## Rows from a dataset
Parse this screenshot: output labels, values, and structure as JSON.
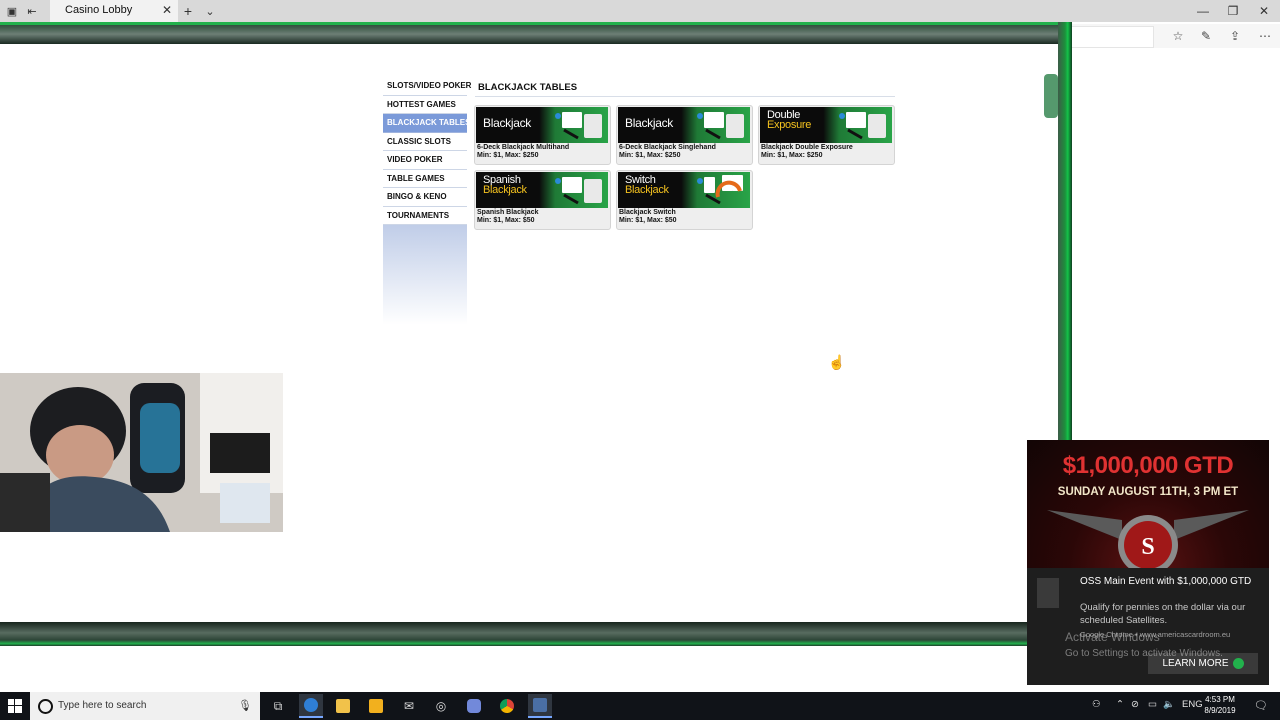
{
  "browser": {
    "tab_title": "Casino Lobby",
    "new_tab": "+",
    "tab_menu": "⌄",
    "close_tab": "✕",
    "window": {
      "minimize": "—",
      "restore": "❐",
      "close": "✕"
    },
    "toolbar_icons": [
      "reading-list-icon",
      "pen-icon",
      "share-icon",
      "more-icon"
    ]
  },
  "lobby": {
    "menu": [
      {
        "label": "SLOTS/VIDEO POKER",
        "active": false
      },
      {
        "label": "HOTTEST GAMES",
        "active": false
      },
      {
        "label": "BLACKJACK TABLES",
        "active": true
      },
      {
        "label": "CLASSIC SLOTS",
        "active": false
      },
      {
        "label": "VIDEO POKER",
        "active": false
      },
      {
        "label": "TABLE GAMES",
        "active": false
      },
      {
        "label": "BINGO & KENO",
        "active": false
      },
      {
        "label": "TOURNAMENTS",
        "active": false
      }
    ],
    "section_title": "BLACKJACK TABLES",
    "games": [
      {
        "logo_line1": "Blackjack",
        "logo_line2": "",
        "name": "6-Deck Blackjack Multihand",
        "limits": "Min: $1, Max: $250"
      },
      {
        "logo_line1": "Blackjack",
        "logo_line2": "",
        "name": "6-Deck Blackjack Singlehand",
        "limits": "Min: $1, Max: $250"
      },
      {
        "logo_line1": "Double",
        "logo_line2": "Exposure",
        "name": "Blackjack Double Exposure",
        "limits": "Min: $1, Max: $250"
      },
      {
        "logo_line1": "Spanish",
        "logo_line2": "Blackjack",
        "name": "Spanish Blackjack",
        "limits": "Min: $1, Max: $50"
      },
      {
        "logo_line1": "Switch",
        "logo_line2": "Blackjack",
        "name": "Blackjack Switch",
        "limits": "Min: $1, Max: $50"
      }
    ]
  },
  "ad": {
    "amount": "$1,000,000 GTD",
    "date": "SUNDAY AUGUST 11TH, 3 PM ET",
    "title": "OSS Main Event with $1,000,000 GTD",
    "description": "Qualify for pennies on the dollar via our scheduled Satellites.",
    "source": "Google Chrome • www.americascardroom.eu",
    "button": "LEARN MORE",
    "watermark_line1": "Activate Windows",
    "watermark_line2": "Go to Settings to activate Windows."
  },
  "taskbar": {
    "search_placeholder": "Type here to search",
    "language": "ENG",
    "time": "4:53 PM",
    "date": "8/9/2019"
  }
}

## EXERCISE PROMPT
Verbatim reproduction of every record is required; images are left out.

## TASK SOLUTION
Parse this screenshot: output labels, values, and structure as JSON.
{
  "browser": {
    "tab_title": "Casino Lobby",
    "new_tab": "+",
    "tab_menu": "⌄",
    "close_tab": "✕",
    "window": {
      "minimize": "—",
      "restore": "❐",
      "close": "✕"
    },
    "toolbar_icons": [
      "reading-list-icon",
      "pen-icon",
      "share-icon",
      "more-icon"
    ]
  },
  "lobby": {
    "menu": [
      {
        "label": "SLOTS/VIDEO POKER",
        "active": false
      },
      {
        "label": "HOTTEST GAMES",
        "active": false
      },
      {
        "label": "BLACKJACK TABLES",
        "active": true
      },
      {
        "label": "CLASSIC SLOTS",
        "active": false
      },
      {
        "label": "VIDEO POKER",
        "active": false
      },
      {
        "label": "TABLE GAMES",
        "active": false
      },
      {
        "label": "BINGO & KENO",
        "active": false
      },
      {
        "label": "TOURNAMENTS",
        "active": false
      }
    ],
    "section_title": "BLACKJACK TABLES",
    "games": [
      {
        "logo_line1": "Blackjack",
        "logo_line2": "",
        "name": "6-Deck Blackjack Multihand",
        "limits": "Min: $1, Max: $250"
      },
      {
        "logo_line1": "Blackjack",
        "logo_line2": "",
        "name": "6-Deck Blackjack Singlehand",
        "limits": "Min: $1, Max: $250"
      },
      {
        "logo_line1": "Double",
        "logo_line2": "Exposure",
        "name": "Blackjack Double Exposure",
        "limits": "Min: $1, Max: $250"
      },
      {
        "logo_line1": "Spanish",
        "logo_line2": "Blackjack",
        "name": "Spanish Blackjack",
        "limits": "Min: $1, Max: $50"
      },
      {
        "logo_line1": "Switch",
        "logo_line2": "Blackjack",
        "name": "Blackjack Switch",
        "limits": "Min: $1, Max: $50"
      }
    ]
  },
  "ad": {
    "amount": "$1,000,000 GTD",
    "date": "SUNDAY AUGUST 11TH, 3 PM ET",
    "title": "OSS Main Event with $1,000,000 GTD",
    "description": "Qualify for pennies on the dollar via our scheduled Satellites.",
    "source": "Google Chrome • www.americascardroom.eu",
    "button": "LEARN MORE",
    "watermark_line1": "Activate Windows",
    "watermark_line2": "Go to Settings to activate Windows."
  },
  "taskbar": {
    "search_placeholder": "Type here to search",
    "language": "ENG",
    "time": "4:53 PM",
    "date": "8/9/2019"
  }
}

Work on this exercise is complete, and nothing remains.